# start of Stored rows
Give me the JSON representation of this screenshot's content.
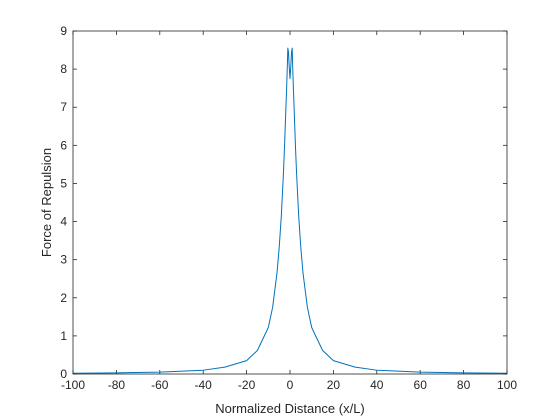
{
  "chart_data": {
    "type": "line",
    "title": "",
    "xlabel": "Normalized Distance (x/L)",
    "ylabel": "Force of Repulsion",
    "xlim": [
      -100,
      100
    ],
    "ylim": [
      0,
      9
    ],
    "xticks": [
      -100,
      -80,
      -60,
      -40,
      -20,
      0,
      20,
      40,
      60,
      80,
      100
    ],
    "yticks": [
      0,
      1,
      2,
      3,
      4,
      5,
      6,
      7,
      8,
      9
    ],
    "grid": false,
    "legend": "none",
    "series": [
      {
        "color": "#0072BD",
        "x": [
          -100,
          -80,
          -60,
          -40,
          -30,
          -20,
          -15,
          -10,
          -8,
          -6,
          -5,
          -4,
          -3,
          -2.5,
          -2,
          -1.5,
          -1.2,
          -1,
          -0.7,
          -0.4,
          0,
          0.4,
          0.7,
          1,
          1.2,
          1.5,
          2,
          2.5,
          3,
          4,
          5,
          6,
          8,
          10,
          15,
          20,
          30,
          40,
          60,
          80,
          100
        ],
        "y": [
          0.02,
          0.03,
          0.05,
          0.1,
          0.18,
          0.35,
          0.62,
          1.22,
          1.75,
          2.65,
          3.3,
          4.15,
          5.3,
          6.0,
          6.8,
          7.6,
          8.15,
          8.55,
          8.45,
          8.1,
          7.75,
          8.1,
          8.45,
          8.55,
          8.15,
          7.6,
          6.8,
          6.0,
          5.3,
          4.15,
          3.3,
          2.65,
          1.75,
          1.22,
          0.62,
          0.35,
          0.18,
          0.1,
          0.05,
          0.03,
          0.02
        ]
      }
    ]
  }
}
# end of Stored rows
* What is needed *
Omit the pictures and reproduce the listing exactly.

* Correct output *
Give me the JSON representation of this screenshot's content.
{
  "chart_data": {
    "type": "line",
    "title": "",
    "xlabel": "Normalized Distance (x/L)",
    "ylabel": "Force of Repulsion",
    "xlim": [
      -100,
      100
    ],
    "ylim": [
      0,
      9
    ],
    "xticks": [
      -100,
      -80,
      -60,
      -40,
      -20,
      0,
      20,
      40,
      60,
      80,
      100
    ],
    "yticks": [
      0,
      1,
      2,
      3,
      4,
      5,
      6,
      7,
      8,
      9
    ],
    "grid": false,
    "legend": "none",
    "series": [
      {
        "color": "#0072BD",
        "x": [
          -100,
          -80,
          -60,
          -40,
          -30,
          -20,
          -15,
          -10,
          -8,
          -6,
          -5,
          -4,
          -3,
          -2.5,
          -2,
          -1.5,
          -1.2,
          -1,
          -0.7,
          -0.4,
          0,
          0.4,
          0.7,
          1,
          1.2,
          1.5,
          2,
          2.5,
          3,
          4,
          5,
          6,
          8,
          10,
          15,
          20,
          30,
          40,
          60,
          80,
          100
        ],
        "y": [
          0.02,
          0.03,
          0.05,
          0.1,
          0.18,
          0.35,
          0.62,
          1.22,
          1.75,
          2.65,
          3.3,
          4.15,
          5.3,
          6.0,
          6.8,
          7.6,
          8.15,
          8.55,
          8.45,
          8.1,
          7.75,
          8.1,
          8.45,
          8.55,
          8.15,
          7.6,
          6.8,
          6.0,
          5.3,
          4.15,
          3.3,
          2.65,
          1.75,
          1.22,
          0.62,
          0.35,
          0.18,
          0.1,
          0.05,
          0.03,
          0.02
        ]
      }
    ]
  }
}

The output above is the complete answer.